* What the task requires
A faithful transcription of all the data is required.

* Record set
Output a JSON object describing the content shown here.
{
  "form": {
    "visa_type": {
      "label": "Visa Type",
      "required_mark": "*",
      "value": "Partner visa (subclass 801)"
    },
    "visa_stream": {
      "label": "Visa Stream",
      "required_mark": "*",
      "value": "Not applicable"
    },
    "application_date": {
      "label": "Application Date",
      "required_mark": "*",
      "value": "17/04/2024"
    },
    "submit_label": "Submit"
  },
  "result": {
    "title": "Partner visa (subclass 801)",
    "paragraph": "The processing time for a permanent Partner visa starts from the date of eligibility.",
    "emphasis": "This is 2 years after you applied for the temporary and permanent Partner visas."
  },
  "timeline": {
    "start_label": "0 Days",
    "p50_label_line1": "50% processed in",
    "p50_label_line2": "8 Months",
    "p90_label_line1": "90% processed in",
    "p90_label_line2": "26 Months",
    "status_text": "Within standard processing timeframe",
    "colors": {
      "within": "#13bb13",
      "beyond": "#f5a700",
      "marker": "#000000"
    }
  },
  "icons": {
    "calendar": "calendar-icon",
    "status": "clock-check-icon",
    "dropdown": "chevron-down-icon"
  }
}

* Solution to the exercise
Output a JSON object describing the content shown here.
{
  "form": {
    "visa_type": {
      "label": "Visa Type",
      "required_mark": "*",
      "value": "Partner visa (subclass 801)"
    },
    "visa_stream": {
      "label": "Visa Stream",
      "required_mark": "*",
      "value": "Not applicable"
    },
    "application_date": {
      "label": "Application Date",
      "required_mark": "*",
      "value": "17/04/2024"
    },
    "submit_label": "Submit"
  },
  "result": {
    "title": "Partner visa (subclass 801)",
    "paragraph": "The processing time for a permanent Partner visa starts from the date of eligibility.",
    "emphasis": "This is 2 years after you applied for the temporary and permanent Partner visas."
  },
  "timeline": {
    "start_label": "0 Days",
    "p50_label_line1": "50% processed in",
    "p50_label_line2": "8 Months",
    "p90_label_line1": "90% processed in",
    "p90_label_line2": "26 Months",
    "status_text": "Within standard processing timeframe",
    "colors": {
      "within": "#13bb13",
      "beyond": "#f5a700",
      "marker": "#000000"
    }
  },
  "icons": {
    "calendar": "calendar-icon",
    "status": "clock-check-icon",
    "dropdown": "chevron-down-icon"
  }
}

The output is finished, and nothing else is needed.